Work out how many lines hold the string "circle". Give that number and nothing more.

(Entries with figure data)

+---+

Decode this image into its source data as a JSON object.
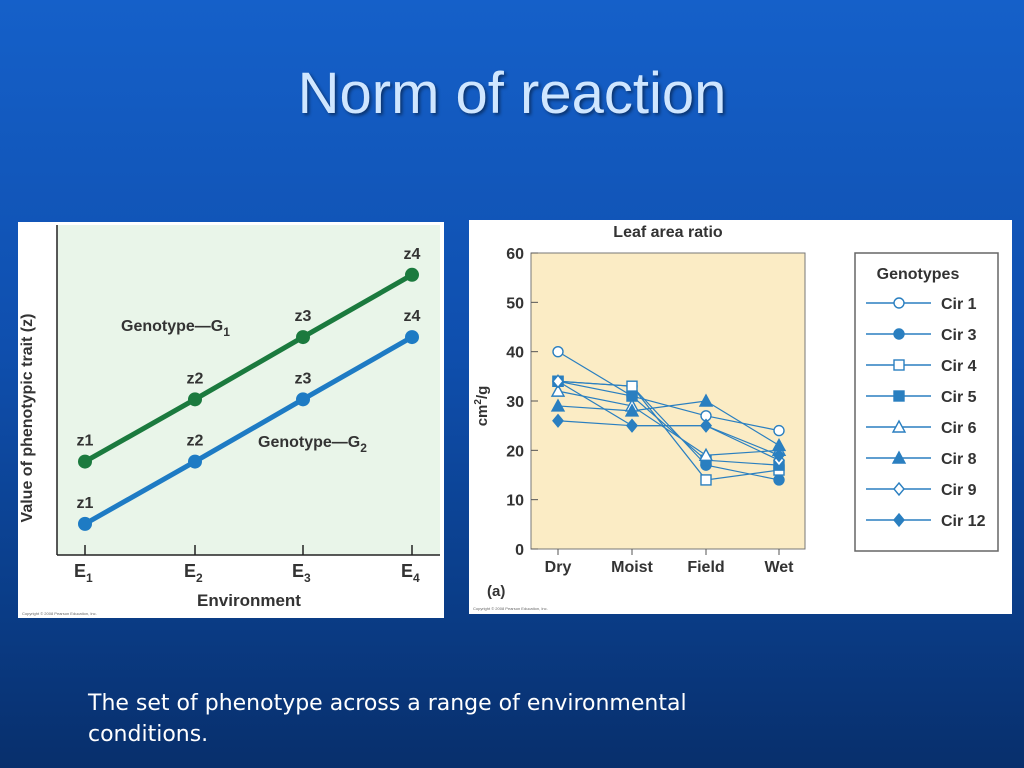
{
  "slide": {
    "title": "Norm of reaction",
    "caption": "The set of phenotype across a range of environmental conditions."
  },
  "colors": {
    "g1": "#1b7a3e",
    "g2": "#1e7bc4",
    "right_series": "#2a7fc0",
    "left_plot_bg": "#e9f5e9",
    "right_plot_bg": "#fbecc5"
  },
  "chart_data": [
    {
      "type": "line",
      "title": "",
      "xlabel": "Environment",
      "ylabel": "Value of phenotypic trait (z)",
      "categories": [
        "E1",
        "E2",
        "E3",
        "E4"
      ],
      "category_subscripts": [
        "1",
        "2",
        "3",
        "4"
      ],
      "copyright": "Copyright © 2008 Pearson Education, Inc.",
      "series": [
        {
          "name": "Genotype—G1",
          "label_main": "Genotype—G",
          "label_sub": "1",
          "values": [
            2,
            3,
            4,
            5
          ],
          "point_labels": [
            "z1",
            "z2",
            "z3",
            "z4"
          ]
        },
        {
          "name": "Genotype—G2",
          "label_main": "Genotype—G",
          "label_sub": "2",
          "values": [
            1,
            2,
            3,
            4
          ],
          "point_labels": [
            "z1",
            "z2",
            "z3",
            "z4"
          ]
        }
      ],
      "ylim": [
        0.5,
        5.8
      ],
      "grid": false,
      "legend": "none"
    },
    {
      "type": "line",
      "title": "Leaf area ratio",
      "xlabel": "",
      "ylabel": "cm2/g",
      "ylabel_main": "cm",
      "ylabel_sup": "2",
      "ylabel_tail": "/g",
      "panel_label": "(a)",
      "copyright": "Copyright © 2008 Pearson Education, Inc.",
      "categories": [
        "Dry",
        "Moist",
        "Field",
        "Wet"
      ],
      "yticks": [
        0,
        10,
        20,
        30,
        40,
        50,
        60
      ],
      "ylim": [
        0,
        60
      ],
      "grid": false,
      "legend": "right",
      "legend_title": "Genotypes",
      "series": [
        {
          "name": "Cir 1",
          "marker": "circle-open",
          "values": [
            40,
            31,
            27,
            24
          ]
        },
        {
          "name": "Cir 3",
          "marker": "circle-filled",
          "values": [
            34,
            33,
            17,
            14
          ]
        },
        {
          "name": "Cir 4",
          "marker": "square-open",
          "values": [
            34,
            33,
            14,
            16
          ]
        },
        {
          "name": "Cir 5",
          "marker": "square-filled",
          "values": [
            34,
            31,
            18,
            17
          ]
        },
        {
          "name": "Cir 6",
          "marker": "triangle-open",
          "values": [
            32,
            29,
            19,
            20
          ]
        },
        {
          "name": "Cir 8",
          "marker": "triangle-filled",
          "values": [
            29,
            28,
            30,
            21
          ]
        },
        {
          "name": "Cir 9",
          "marker": "diamond-open",
          "values": [
            34,
            25,
            25,
            18
          ]
        },
        {
          "name": "Cir 12",
          "marker": "diamond-filled",
          "values": [
            26,
            25,
            25,
            19
          ]
        }
      ]
    }
  ]
}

+---+

(FINAL RESULT)
2